## GIVEN INSTRUCTION
Present each line of the entries below that holds the word "chevron".

......

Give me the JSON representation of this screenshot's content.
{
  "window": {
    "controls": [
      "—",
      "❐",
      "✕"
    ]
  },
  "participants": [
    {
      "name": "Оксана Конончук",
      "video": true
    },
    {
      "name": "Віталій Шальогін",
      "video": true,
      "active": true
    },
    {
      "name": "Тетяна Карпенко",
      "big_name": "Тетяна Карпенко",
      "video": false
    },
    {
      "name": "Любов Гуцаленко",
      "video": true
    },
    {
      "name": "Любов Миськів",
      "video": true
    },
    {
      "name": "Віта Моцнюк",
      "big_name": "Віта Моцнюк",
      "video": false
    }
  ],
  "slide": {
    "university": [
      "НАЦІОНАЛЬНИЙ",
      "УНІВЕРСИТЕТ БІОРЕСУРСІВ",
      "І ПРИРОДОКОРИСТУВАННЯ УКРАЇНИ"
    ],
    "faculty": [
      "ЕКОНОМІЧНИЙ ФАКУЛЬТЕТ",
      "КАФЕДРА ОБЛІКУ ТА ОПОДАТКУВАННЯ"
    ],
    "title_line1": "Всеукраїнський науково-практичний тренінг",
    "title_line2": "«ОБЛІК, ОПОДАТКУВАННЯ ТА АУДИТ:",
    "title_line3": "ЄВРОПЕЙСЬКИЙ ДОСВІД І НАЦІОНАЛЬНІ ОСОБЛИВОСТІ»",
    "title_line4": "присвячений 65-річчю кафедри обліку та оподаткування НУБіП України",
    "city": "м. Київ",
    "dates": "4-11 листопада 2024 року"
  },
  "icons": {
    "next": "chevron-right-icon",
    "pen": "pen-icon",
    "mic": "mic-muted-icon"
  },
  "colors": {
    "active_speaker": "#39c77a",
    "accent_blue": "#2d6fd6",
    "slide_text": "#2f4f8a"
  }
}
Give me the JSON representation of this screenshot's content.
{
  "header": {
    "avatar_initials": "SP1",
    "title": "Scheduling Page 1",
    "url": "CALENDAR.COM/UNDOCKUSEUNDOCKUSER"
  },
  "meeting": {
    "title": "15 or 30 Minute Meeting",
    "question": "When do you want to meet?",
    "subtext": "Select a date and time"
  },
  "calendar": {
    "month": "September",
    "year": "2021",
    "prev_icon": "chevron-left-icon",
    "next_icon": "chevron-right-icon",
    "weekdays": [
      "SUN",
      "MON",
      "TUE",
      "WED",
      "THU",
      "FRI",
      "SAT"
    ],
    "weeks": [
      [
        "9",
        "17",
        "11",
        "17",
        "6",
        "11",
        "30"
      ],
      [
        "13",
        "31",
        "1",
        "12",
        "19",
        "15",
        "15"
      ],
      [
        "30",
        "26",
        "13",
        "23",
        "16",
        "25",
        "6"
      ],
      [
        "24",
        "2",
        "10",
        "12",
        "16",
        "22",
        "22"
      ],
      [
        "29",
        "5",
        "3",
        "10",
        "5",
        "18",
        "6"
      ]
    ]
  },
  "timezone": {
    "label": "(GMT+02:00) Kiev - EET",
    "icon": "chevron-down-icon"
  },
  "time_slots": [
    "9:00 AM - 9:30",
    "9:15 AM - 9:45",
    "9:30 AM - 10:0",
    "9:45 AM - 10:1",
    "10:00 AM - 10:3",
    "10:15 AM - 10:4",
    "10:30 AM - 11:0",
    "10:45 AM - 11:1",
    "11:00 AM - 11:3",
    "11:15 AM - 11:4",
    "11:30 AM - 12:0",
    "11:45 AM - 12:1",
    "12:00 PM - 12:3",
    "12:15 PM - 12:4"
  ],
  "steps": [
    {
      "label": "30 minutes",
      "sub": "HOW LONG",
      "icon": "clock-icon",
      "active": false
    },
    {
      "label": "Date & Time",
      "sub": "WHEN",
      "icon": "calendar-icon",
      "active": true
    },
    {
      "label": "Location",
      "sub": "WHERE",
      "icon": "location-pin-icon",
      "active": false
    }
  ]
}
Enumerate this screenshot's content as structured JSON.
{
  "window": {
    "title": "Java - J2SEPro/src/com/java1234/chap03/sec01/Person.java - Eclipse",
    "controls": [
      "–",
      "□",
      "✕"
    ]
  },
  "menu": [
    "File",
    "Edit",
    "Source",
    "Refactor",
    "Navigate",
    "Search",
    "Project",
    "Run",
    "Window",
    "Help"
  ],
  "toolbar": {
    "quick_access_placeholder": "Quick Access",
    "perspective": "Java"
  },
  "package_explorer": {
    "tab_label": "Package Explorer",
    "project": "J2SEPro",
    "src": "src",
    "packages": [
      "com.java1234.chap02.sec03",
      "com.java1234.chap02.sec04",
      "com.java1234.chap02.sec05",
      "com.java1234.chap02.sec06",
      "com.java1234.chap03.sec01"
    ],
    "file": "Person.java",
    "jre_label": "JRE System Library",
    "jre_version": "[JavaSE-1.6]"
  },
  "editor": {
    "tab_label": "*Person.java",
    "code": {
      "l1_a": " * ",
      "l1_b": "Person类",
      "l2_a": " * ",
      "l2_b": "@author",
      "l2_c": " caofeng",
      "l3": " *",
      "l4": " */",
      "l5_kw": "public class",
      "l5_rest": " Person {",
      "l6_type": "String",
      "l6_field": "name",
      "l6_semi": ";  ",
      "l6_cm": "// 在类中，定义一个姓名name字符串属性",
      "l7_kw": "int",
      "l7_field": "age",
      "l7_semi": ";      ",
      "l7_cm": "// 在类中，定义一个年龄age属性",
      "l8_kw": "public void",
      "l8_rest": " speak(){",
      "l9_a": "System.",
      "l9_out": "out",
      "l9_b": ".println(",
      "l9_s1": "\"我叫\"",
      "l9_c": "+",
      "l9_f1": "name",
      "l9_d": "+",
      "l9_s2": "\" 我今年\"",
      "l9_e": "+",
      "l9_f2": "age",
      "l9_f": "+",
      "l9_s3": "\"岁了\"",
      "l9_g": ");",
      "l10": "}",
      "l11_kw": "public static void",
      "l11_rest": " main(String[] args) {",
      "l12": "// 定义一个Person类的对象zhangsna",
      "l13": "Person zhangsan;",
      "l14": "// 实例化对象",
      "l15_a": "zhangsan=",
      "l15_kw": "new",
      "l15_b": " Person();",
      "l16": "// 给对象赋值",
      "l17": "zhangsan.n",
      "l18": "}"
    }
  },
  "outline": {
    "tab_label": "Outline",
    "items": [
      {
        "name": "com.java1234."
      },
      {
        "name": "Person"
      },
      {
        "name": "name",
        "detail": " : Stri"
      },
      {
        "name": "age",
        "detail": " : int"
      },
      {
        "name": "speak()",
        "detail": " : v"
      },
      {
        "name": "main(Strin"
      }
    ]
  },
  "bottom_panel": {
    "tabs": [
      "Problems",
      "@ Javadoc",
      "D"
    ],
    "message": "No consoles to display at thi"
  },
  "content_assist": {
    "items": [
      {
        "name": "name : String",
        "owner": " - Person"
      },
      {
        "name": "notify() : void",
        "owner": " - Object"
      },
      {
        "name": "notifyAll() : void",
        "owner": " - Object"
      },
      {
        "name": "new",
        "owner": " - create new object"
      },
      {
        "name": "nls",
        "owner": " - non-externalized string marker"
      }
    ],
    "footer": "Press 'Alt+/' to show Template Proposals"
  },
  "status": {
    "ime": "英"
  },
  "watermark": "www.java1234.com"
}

......

## RESULT FOR THIS TASK
    "next": "chevron-right-icon",
    "prev_icon": "chevron-left-icon",
    "next_icon": "chevron-right-icon",
    "icon": "chevron-down-icon"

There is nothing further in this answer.